### [TASK REQUIREMENTS]
Restate every entry word for word.

-----

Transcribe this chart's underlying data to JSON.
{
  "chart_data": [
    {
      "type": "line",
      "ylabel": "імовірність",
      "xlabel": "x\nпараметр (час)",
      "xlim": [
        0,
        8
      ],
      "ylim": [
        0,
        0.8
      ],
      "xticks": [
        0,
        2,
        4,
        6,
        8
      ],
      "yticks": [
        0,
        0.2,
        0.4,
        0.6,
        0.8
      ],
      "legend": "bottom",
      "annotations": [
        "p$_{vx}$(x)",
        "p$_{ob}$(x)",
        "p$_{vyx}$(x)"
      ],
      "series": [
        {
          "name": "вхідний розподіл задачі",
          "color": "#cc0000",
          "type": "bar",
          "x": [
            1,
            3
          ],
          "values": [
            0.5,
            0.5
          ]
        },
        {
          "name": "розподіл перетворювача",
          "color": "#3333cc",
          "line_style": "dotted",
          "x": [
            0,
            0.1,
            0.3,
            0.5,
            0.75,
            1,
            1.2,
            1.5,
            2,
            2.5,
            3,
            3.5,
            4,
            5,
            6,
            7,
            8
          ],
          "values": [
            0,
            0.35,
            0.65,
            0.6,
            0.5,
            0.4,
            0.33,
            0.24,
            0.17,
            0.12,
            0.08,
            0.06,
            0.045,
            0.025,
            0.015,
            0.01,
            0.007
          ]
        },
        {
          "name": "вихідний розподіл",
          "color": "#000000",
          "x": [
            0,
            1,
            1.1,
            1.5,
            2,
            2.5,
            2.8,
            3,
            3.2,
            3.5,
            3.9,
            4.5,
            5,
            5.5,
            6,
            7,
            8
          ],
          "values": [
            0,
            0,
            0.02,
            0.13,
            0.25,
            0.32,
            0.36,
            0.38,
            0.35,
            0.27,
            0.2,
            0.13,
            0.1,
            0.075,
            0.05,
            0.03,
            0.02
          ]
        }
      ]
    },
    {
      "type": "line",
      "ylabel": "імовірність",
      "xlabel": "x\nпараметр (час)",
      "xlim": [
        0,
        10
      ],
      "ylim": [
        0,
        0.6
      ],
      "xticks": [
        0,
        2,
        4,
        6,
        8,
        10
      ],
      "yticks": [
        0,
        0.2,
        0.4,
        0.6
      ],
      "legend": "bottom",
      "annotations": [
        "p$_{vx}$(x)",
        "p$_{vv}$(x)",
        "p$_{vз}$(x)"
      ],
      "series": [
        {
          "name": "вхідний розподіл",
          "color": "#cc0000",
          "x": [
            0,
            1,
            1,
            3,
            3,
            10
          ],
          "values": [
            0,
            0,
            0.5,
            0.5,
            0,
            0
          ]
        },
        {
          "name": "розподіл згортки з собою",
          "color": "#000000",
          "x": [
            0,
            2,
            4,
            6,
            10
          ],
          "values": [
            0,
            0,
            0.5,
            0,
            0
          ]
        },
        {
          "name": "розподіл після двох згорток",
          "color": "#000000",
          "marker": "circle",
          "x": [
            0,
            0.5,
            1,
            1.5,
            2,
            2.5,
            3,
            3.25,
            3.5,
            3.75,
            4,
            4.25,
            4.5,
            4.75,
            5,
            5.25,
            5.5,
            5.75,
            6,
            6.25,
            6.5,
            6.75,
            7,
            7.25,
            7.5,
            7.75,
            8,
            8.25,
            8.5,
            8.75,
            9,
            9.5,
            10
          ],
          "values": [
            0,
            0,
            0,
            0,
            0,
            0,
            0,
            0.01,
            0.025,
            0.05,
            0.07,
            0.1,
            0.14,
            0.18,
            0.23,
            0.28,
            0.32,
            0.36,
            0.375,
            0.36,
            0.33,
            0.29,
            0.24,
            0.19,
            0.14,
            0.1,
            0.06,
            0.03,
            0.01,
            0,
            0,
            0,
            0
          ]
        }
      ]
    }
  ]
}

-----

### [WRITTEN RESPONSE]
Transcribe this chart's underlying data to JSON.
{
  "chart_data": [
    {
      "type": "line",
      "ylabel": "імовірність",
      "xlabel": "x\nпараметр (час)",
      "xlim": [
        0,
        8
      ],
      "ylim": [
        0,
        0.8
      ],
      "xticks": [
        0,
        2,
        4,
        6,
        8
      ],
      "yticks": [
        0,
        0.2,
        0.4,
        0.6,
        0.8
      ],
      "legend": "bottom",
      "annotations": [
        "p$_{vx}$(x)",
        "p$_{ob}$(x)",
        "p$_{vyx}$(x)"
      ],
      "series": [
        {
          "name": "вхідний розподіл задачі",
          "color": "#cc0000",
          "type": "bar",
          "x": [
            1,
            3
          ],
          "values": [
            0.5,
            0.5
          ]
        },
        {
          "name": "розподіл перетворювача",
          "color": "#3333cc",
          "line_style": "dotted",
          "x": [
            0,
            0.1,
            0.3,
            0.5,
            0.75,
            1,
            1.2,
            1.5,
            2,
            2.5,
            3,
            3.5,
            4,
            5,
            6,
            7,
            8
          ],
          "values": [
            0,
            0.35,
            0.65,
            0.6,
            0.5,
            0.4,
            0.33,
            0.24,
            0.17,
            0.12,
            0.08,
            0.06,
            0.045,
            0.025,
            0.015,
            0.01,
            0.007
          ]
        },
        {
          "name": "вихідний розподіл",
          "color": "#000000",
          "x": [
            0,
            1,
            1.1,
            1.5,
            2,
            2.5,
            2.8,
            3,
            3.2,
            3.5,
            3.9,
            4.5,
            5,
            5.5,
            6,
            7,
            8
          ],
          "values": [
            0,
            0,
            0.02,
            0.13,
            0.25,
            0.32,
            0.36,
            0.38,
            0.35,
            0.27,
            0.2,
            0.13,
            0.1,
            0.075,
            0.05,
            0.03,
            0.02
          ]
        }
      ]
    },
    {
      "type": "line",
      "ylabel": "імовірність",
      "xlabel": "x\nпараметр (час)",
      "xlim": [
        0,
        10
      ],
      "ylim": [
        0,
        0.6
      ],
      "xticks": [
        0,
        2,
        4,
        6,
        8,
        10
      ],
      "yticks": [
        0,
        0.2,
        0.4,
        0.6
      ],
      "legend": "bottom",
      "annotations": [
        "p$_{vx}$(x)",
        "p$_{vv}$(x)",
        "p$_{vз}$(x)"
      ],
      "series": [
        {
          "name": "вхідний розподіл",
          "color": "#cc0000",
          "x": [
            0,
            1,
            1,
            3,
            3,
            10
          ],
          "values": [
            0,
            0,
            0.5,
            0.5,
            0,
            0
          ]
        },
        {
          "name": "розподіл згортки з собою",
          "color": "#000000",
          "x": [
            0,
            2,
            4,
            6,
            10
          ],
          "values": [
            0,
            0,
            0.5,
            0,
            0
          ]
        },
        {
          "name": "розподіл після двох згорток",
          "color": "#000000",
          "marker": "circle",
          "x": [
            0,
            0.5,
            1,
            1.5,
            2,
            2.5,
            3,
            3.25,
            3.5,
            3.75,
            4,
            4.25,
            4.5,
            4.75,
            5,
            5.25,
            5.5,
            5.75,
            6,
            6.25,
            6.5,
            6.75,
            7,
            7.25,
            7.5,
            7.75,
            8,
            8.25,
            8.5,
            8.75,
            9,
            9.5,
            10
          ],
          "values": [
            0,
            0,
            0,
            0,
            0,
            0,
            0,
            0.01,
            0.025,
            0.05,
            0.07,
            0.1,
            0.14,
            0.18,
            0.23,
            0.28,
            0.32,
            0.36,
            0.375,
            0.36,
            0.33,
            0.29,
            0.24,
            0.19,
            0.14,
            0.1,
            0.06,
            0.03,
            0.01,
            0,
            0,
            0,
            0
          ]
        }
      ]
    }
  ]
}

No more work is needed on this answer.